##### The data #####

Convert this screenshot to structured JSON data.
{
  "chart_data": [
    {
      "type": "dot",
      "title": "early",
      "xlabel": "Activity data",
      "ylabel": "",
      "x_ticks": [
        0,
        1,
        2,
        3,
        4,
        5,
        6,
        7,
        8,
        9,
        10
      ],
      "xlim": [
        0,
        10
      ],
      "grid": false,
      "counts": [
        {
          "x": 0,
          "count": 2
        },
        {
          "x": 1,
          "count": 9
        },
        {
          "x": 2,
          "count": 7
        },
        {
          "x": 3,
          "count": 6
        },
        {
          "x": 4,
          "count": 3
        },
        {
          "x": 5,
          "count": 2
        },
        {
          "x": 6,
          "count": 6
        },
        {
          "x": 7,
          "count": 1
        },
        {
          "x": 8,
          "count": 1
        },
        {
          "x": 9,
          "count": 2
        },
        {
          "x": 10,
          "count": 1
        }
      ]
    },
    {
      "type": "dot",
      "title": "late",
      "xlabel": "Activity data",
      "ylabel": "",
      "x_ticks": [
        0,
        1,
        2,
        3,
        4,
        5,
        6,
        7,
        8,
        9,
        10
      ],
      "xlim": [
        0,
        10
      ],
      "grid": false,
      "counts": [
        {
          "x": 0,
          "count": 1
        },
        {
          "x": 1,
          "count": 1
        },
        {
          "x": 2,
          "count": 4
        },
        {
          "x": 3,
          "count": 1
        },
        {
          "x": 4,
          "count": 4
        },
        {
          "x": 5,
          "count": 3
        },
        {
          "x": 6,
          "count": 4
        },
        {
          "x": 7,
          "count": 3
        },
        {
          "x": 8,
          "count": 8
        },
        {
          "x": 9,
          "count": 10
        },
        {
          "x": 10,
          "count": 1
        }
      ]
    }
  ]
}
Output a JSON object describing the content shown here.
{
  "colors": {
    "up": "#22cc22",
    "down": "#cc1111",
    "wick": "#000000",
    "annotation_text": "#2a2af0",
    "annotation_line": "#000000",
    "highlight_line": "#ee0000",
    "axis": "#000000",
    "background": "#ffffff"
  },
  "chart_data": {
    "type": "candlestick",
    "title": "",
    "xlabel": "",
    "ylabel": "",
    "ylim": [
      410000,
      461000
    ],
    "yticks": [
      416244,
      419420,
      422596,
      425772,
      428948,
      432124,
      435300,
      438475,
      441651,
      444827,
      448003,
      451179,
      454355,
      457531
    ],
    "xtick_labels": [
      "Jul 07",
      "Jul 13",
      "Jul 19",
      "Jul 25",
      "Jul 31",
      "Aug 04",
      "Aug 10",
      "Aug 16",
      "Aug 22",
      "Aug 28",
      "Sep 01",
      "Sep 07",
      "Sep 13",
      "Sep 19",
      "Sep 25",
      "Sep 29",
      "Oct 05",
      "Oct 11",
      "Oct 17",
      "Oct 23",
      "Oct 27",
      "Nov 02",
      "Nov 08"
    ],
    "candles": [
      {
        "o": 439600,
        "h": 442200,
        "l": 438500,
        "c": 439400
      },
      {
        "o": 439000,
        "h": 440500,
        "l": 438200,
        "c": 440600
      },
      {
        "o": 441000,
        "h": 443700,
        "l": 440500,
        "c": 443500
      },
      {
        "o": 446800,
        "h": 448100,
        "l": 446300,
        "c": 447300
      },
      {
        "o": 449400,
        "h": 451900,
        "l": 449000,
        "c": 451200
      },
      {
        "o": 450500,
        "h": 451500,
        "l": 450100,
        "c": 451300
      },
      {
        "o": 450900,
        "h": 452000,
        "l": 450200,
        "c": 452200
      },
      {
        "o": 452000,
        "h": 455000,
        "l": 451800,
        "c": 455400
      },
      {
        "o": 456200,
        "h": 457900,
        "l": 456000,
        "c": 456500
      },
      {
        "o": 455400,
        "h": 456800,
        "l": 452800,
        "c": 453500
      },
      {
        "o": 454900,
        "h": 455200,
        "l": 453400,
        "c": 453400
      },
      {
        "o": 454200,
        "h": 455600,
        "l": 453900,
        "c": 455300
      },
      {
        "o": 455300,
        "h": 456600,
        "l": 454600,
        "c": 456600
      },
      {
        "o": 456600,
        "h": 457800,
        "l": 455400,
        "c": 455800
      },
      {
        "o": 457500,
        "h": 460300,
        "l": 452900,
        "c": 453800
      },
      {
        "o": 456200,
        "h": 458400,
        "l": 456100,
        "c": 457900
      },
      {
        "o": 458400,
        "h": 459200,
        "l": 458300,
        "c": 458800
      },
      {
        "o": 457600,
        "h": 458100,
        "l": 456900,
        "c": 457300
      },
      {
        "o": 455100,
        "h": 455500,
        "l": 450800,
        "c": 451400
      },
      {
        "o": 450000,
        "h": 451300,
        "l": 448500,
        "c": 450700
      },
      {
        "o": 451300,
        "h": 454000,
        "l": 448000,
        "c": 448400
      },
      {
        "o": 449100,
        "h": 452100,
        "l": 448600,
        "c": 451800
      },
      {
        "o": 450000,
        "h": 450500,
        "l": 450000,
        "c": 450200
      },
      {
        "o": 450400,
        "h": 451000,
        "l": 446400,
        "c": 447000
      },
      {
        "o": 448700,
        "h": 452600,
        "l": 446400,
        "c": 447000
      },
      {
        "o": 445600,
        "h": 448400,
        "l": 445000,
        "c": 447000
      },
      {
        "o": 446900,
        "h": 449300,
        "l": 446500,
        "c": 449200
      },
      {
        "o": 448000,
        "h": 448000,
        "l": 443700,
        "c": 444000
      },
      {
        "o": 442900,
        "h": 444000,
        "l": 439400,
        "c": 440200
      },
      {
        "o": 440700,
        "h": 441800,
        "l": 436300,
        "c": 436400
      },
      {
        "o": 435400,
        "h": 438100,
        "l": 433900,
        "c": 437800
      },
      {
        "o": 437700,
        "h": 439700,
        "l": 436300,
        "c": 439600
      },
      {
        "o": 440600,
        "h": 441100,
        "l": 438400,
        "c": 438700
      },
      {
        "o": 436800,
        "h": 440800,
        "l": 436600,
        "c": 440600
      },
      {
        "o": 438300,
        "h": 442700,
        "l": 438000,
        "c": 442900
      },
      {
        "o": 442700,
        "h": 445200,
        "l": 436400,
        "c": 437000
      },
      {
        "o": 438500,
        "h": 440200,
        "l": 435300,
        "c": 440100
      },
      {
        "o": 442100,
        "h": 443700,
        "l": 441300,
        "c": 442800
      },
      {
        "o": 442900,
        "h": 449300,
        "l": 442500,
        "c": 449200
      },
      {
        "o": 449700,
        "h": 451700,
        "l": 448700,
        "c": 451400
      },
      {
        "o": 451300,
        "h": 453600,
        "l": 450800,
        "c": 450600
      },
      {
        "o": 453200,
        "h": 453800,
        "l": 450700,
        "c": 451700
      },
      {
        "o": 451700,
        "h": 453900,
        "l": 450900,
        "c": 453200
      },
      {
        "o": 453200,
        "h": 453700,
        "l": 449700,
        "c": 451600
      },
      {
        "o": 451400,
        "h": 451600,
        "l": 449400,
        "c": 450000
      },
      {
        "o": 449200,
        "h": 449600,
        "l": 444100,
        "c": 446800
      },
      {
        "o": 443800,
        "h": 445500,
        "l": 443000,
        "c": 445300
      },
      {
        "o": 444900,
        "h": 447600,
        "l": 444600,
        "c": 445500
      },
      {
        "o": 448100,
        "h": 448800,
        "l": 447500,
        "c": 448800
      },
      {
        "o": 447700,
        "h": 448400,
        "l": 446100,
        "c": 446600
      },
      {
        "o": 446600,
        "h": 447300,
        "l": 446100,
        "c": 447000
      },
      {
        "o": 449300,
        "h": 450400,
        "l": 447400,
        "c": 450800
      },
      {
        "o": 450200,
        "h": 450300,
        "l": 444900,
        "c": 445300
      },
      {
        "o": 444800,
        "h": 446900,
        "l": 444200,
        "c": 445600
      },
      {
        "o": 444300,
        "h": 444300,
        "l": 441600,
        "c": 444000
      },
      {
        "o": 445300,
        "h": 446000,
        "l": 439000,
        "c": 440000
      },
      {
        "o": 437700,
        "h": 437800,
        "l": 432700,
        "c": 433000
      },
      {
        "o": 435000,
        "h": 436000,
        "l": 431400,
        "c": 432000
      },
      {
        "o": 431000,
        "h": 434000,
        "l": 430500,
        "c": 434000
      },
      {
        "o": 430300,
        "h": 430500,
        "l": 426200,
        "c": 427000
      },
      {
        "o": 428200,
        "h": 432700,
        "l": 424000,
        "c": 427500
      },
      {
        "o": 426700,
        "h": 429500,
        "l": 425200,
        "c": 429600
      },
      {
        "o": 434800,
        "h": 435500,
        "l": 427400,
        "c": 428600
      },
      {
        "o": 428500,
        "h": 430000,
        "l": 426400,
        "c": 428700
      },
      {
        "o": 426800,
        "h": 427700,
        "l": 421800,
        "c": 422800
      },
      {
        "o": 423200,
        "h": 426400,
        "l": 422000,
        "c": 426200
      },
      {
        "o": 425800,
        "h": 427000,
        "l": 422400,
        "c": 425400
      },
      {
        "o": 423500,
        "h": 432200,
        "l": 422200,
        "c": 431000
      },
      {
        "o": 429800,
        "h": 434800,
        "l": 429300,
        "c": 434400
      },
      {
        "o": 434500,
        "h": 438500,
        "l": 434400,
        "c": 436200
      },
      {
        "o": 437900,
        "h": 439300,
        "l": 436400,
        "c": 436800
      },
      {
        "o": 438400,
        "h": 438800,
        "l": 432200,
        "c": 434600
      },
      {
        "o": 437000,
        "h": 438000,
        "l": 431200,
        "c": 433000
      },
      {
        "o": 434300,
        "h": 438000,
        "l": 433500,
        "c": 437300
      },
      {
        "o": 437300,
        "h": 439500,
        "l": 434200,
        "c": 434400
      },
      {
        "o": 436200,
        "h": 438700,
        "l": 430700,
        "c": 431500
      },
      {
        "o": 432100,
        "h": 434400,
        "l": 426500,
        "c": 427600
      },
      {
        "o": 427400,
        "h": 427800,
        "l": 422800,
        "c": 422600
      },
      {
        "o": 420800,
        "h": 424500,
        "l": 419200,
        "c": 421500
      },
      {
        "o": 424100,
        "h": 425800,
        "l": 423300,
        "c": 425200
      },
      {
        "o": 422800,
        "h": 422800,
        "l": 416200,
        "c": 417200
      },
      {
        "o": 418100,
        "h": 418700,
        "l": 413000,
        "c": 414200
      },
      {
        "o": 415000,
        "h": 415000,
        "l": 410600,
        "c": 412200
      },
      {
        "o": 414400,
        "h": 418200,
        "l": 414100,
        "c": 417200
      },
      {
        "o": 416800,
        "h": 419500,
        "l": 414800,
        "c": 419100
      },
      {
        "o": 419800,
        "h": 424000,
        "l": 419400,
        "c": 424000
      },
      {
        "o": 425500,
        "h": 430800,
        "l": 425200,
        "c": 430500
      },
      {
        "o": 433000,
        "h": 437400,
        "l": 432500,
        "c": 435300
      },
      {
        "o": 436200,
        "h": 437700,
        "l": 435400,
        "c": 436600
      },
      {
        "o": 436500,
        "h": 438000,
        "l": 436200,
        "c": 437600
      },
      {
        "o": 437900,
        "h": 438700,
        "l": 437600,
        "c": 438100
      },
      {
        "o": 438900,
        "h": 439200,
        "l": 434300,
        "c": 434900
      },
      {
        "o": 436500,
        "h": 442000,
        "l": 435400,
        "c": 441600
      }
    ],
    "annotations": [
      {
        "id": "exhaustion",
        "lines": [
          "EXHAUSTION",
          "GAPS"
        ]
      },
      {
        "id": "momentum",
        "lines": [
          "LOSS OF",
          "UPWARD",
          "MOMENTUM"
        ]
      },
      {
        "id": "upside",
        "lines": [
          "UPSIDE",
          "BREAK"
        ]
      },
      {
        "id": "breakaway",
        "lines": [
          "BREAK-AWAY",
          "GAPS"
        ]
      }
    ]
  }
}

#####

Goal >> Go through the material above and copy each line that has the word "JSON".

Final answer >>
Convert this screenshot to structured JSON data.
Output a JSON object describing the content shown here.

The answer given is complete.